### Raw records
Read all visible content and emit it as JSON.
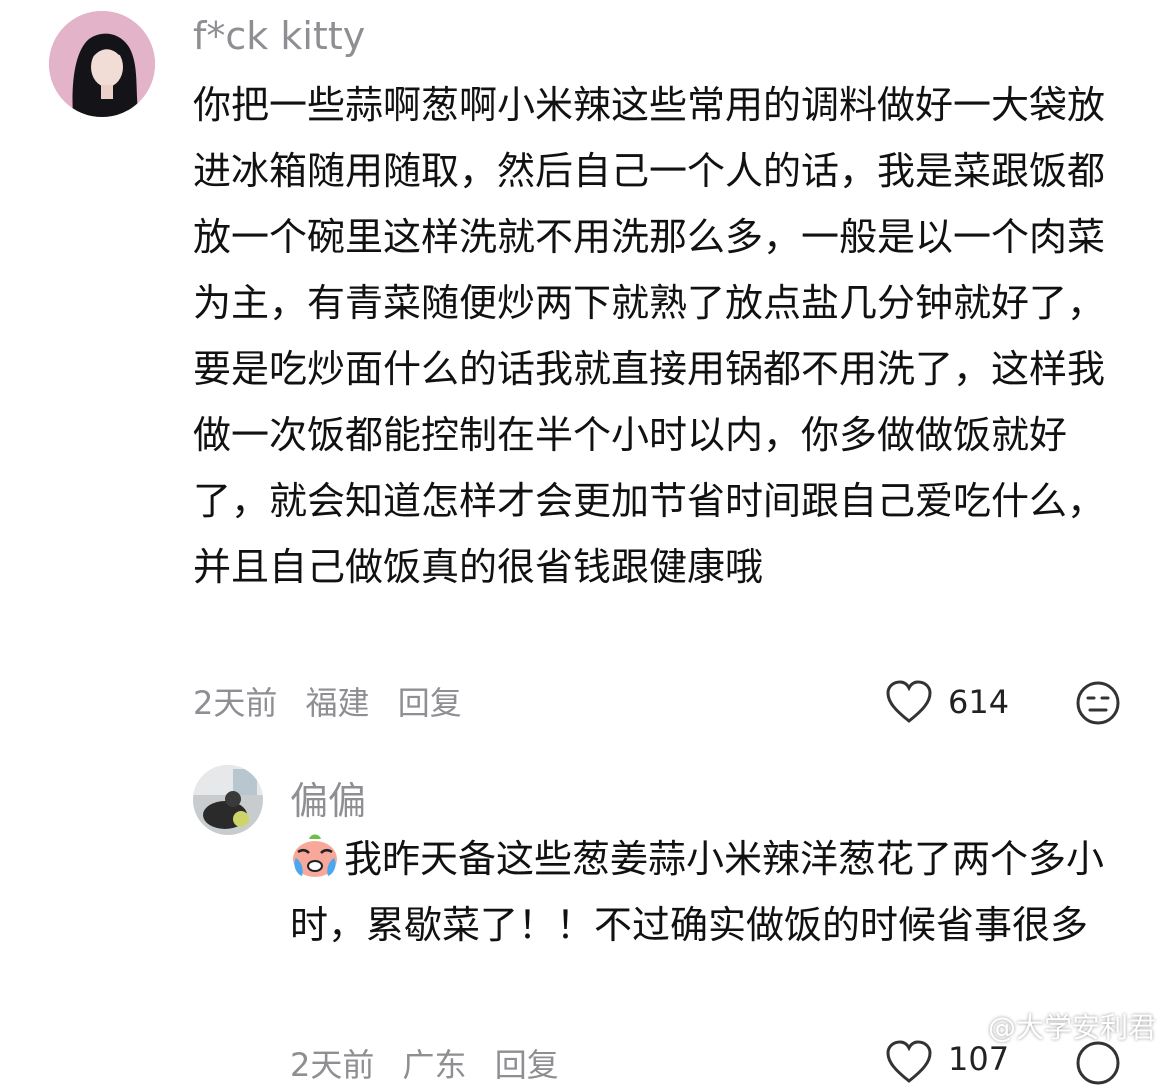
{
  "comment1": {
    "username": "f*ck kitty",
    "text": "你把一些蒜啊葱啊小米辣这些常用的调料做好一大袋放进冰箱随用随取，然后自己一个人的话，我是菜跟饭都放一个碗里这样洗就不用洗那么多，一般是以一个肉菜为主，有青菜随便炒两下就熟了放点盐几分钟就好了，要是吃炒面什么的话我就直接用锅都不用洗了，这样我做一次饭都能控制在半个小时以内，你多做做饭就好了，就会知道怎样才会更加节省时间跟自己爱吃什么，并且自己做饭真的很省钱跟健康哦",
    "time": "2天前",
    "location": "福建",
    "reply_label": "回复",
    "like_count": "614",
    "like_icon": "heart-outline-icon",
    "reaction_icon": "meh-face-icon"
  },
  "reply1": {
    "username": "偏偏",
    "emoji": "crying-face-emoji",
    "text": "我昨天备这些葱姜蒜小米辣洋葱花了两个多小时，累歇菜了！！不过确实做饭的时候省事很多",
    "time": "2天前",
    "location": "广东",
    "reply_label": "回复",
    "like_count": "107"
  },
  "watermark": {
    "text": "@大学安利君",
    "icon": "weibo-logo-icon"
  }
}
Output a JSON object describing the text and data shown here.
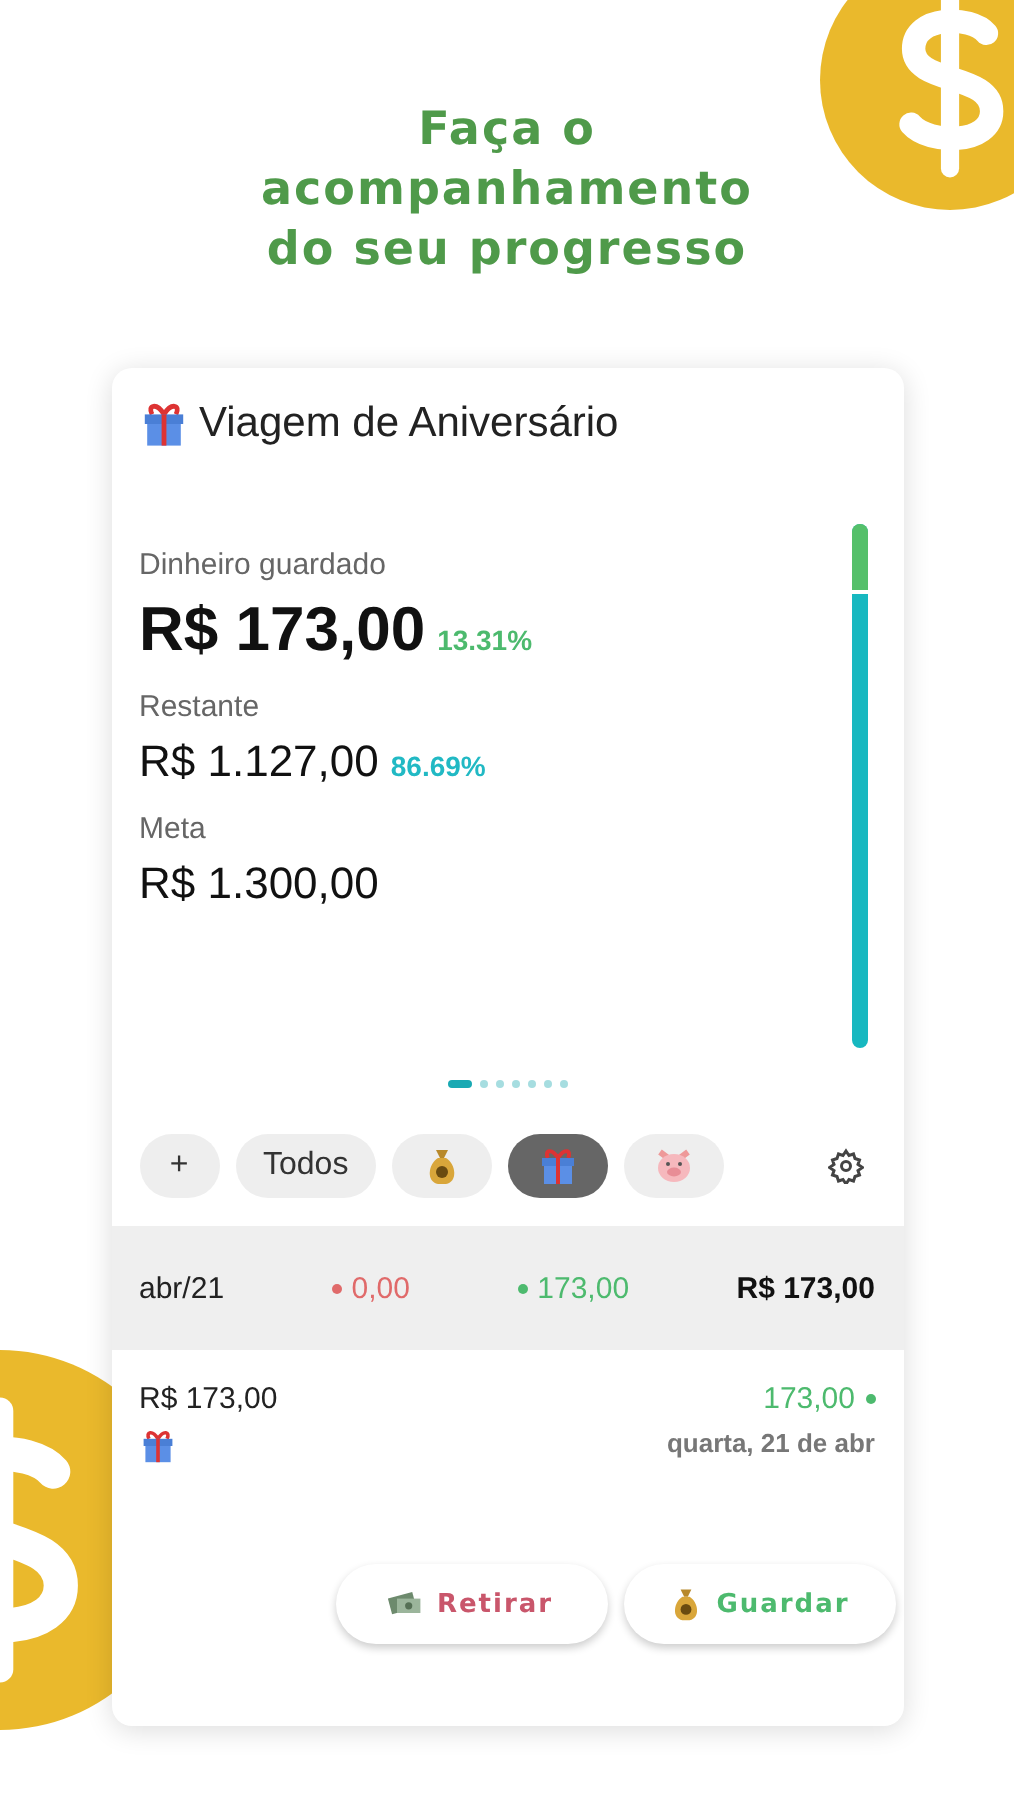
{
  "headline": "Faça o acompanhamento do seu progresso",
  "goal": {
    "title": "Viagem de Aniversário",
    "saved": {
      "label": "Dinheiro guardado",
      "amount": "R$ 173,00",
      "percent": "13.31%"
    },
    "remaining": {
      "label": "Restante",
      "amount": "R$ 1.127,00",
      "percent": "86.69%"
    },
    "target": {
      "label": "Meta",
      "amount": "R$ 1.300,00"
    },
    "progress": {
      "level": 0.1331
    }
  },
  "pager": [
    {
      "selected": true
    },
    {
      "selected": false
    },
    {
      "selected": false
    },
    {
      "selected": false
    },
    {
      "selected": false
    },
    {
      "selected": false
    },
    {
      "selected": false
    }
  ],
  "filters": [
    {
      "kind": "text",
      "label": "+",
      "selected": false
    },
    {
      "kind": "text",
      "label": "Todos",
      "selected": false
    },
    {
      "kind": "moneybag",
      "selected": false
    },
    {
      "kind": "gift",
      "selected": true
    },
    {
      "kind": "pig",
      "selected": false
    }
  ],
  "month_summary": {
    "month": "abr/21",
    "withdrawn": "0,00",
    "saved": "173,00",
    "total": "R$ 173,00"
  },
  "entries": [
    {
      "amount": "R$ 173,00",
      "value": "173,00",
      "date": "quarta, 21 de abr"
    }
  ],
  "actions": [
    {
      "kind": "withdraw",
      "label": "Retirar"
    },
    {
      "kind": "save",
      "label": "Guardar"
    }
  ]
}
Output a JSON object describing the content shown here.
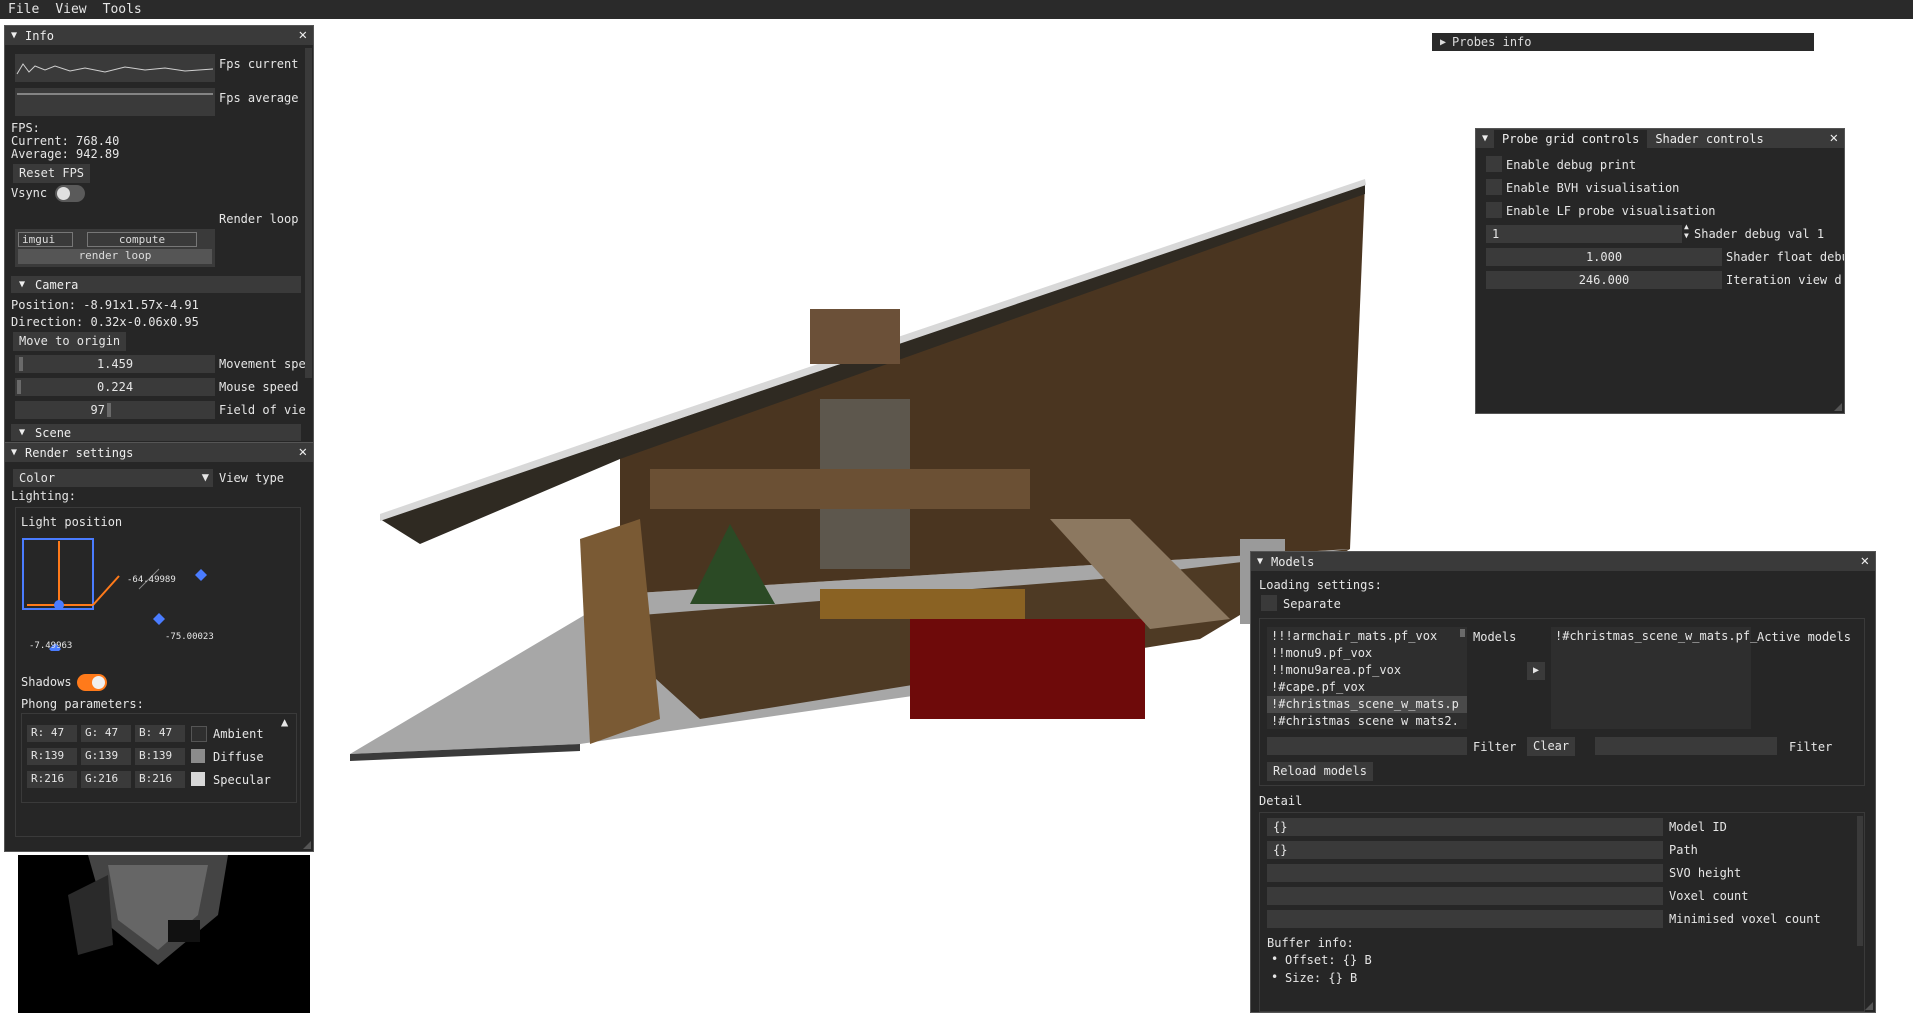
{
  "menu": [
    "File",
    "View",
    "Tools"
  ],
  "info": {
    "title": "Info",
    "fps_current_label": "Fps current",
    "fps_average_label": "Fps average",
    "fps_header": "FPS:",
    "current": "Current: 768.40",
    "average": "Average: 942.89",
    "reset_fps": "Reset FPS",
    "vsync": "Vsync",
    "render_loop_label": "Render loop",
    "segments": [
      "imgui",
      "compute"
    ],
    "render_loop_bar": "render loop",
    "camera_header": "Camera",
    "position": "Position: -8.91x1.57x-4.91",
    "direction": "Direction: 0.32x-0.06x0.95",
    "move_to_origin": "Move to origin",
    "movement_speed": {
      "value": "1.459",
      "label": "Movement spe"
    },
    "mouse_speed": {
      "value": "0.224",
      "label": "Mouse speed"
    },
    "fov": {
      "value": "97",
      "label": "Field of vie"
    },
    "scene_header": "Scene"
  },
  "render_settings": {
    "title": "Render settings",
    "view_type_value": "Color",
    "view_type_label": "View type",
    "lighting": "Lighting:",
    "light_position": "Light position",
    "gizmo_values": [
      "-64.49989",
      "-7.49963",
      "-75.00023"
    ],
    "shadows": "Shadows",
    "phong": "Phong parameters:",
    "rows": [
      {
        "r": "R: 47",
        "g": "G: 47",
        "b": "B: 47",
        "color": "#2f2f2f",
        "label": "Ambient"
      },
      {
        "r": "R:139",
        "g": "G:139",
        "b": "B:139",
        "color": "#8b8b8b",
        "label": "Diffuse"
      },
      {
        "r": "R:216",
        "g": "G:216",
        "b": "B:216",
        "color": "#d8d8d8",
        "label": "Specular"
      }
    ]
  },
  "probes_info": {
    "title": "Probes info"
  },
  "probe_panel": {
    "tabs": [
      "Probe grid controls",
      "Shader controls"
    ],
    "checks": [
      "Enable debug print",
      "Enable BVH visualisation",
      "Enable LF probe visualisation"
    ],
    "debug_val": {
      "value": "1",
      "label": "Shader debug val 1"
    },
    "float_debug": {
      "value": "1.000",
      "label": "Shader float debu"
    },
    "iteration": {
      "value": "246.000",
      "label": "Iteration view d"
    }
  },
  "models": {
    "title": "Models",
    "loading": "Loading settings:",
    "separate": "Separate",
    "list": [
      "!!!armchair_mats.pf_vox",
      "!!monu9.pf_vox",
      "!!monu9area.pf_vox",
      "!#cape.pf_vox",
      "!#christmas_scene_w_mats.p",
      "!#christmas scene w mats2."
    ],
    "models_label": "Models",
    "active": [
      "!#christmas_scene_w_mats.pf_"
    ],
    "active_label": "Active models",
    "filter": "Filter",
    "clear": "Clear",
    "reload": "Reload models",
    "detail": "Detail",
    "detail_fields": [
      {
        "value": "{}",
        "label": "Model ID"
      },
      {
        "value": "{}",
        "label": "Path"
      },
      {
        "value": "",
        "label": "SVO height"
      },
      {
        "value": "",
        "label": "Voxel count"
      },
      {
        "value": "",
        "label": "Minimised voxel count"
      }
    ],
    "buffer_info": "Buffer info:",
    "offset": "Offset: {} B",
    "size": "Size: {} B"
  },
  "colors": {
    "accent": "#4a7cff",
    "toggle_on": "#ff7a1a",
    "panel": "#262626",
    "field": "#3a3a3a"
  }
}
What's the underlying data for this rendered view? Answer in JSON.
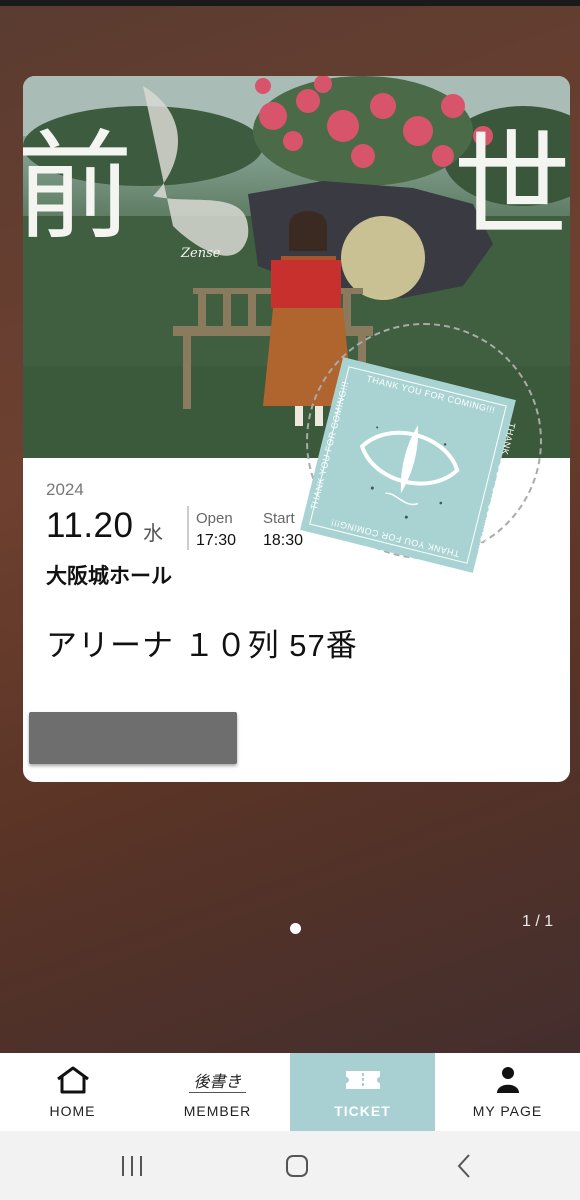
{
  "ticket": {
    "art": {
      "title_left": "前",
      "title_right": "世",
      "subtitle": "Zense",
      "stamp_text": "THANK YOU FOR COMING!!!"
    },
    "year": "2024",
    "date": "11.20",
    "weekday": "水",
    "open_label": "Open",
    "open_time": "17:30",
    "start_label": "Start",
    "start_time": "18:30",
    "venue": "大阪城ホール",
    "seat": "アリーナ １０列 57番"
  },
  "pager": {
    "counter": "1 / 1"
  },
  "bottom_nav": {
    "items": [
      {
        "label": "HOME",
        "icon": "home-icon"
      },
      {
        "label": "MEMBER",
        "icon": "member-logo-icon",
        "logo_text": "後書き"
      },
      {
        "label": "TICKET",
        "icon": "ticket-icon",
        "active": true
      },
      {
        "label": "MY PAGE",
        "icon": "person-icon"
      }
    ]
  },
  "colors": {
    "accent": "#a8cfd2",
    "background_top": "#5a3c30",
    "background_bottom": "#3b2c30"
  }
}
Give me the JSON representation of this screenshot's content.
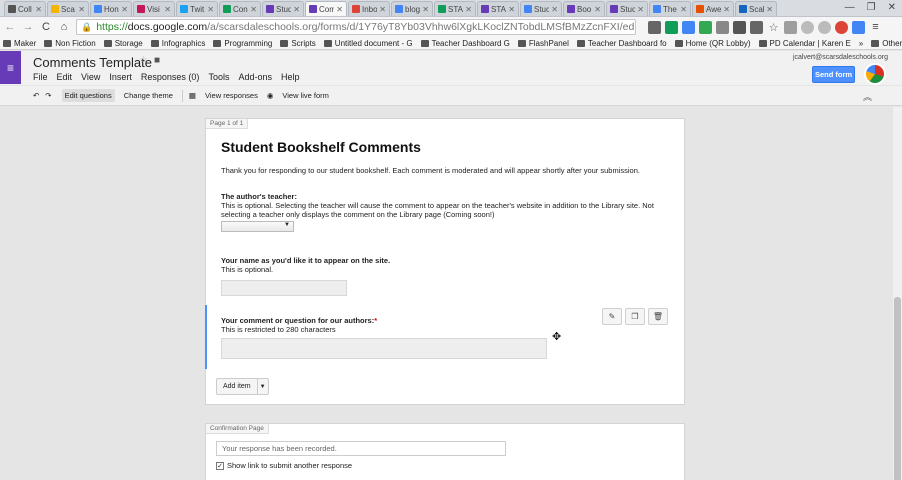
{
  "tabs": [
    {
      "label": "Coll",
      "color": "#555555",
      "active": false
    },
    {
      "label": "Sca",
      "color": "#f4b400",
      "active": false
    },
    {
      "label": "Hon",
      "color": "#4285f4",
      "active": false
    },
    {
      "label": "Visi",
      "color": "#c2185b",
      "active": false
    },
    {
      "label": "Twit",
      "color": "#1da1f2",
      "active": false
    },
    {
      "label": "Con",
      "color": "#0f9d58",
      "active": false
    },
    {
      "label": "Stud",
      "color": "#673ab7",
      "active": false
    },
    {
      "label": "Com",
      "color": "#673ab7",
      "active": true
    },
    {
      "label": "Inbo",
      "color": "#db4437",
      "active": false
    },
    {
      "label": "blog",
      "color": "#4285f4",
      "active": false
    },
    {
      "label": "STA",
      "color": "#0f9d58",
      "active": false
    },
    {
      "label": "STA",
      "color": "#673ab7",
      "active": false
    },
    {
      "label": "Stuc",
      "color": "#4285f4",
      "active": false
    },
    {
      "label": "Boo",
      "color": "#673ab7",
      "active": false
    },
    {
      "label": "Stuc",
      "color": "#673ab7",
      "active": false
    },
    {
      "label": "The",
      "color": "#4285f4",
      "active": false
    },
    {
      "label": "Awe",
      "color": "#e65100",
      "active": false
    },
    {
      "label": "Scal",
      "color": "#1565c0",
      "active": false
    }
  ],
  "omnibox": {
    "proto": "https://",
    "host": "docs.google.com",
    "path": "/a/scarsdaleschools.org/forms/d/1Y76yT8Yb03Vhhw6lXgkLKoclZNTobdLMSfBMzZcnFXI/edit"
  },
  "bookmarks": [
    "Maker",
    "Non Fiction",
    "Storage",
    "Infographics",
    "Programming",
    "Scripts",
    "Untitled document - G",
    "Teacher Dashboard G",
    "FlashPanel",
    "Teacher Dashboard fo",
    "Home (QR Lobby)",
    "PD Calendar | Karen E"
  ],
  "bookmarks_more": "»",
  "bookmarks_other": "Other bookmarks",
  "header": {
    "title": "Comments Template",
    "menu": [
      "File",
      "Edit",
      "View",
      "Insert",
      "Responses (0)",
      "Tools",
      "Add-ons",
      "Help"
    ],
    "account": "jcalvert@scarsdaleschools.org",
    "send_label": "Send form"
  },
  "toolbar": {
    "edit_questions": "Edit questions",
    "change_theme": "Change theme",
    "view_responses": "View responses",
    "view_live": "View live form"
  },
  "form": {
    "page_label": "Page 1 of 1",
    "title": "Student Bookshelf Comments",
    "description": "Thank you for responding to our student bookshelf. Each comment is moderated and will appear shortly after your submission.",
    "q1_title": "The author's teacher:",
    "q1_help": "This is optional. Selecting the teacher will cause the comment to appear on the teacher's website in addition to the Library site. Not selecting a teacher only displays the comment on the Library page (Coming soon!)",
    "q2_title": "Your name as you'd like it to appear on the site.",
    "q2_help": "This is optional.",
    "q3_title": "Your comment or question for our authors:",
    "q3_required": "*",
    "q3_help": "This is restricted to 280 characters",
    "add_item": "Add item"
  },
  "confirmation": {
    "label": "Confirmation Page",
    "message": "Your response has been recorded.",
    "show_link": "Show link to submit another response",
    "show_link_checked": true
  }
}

### Exercise requirements
Select, from the listing, all lines that include the word "describing".

### Exercise result
Output a JSON object describing the text and data shown here.
Output a JSON object describing the content shown here.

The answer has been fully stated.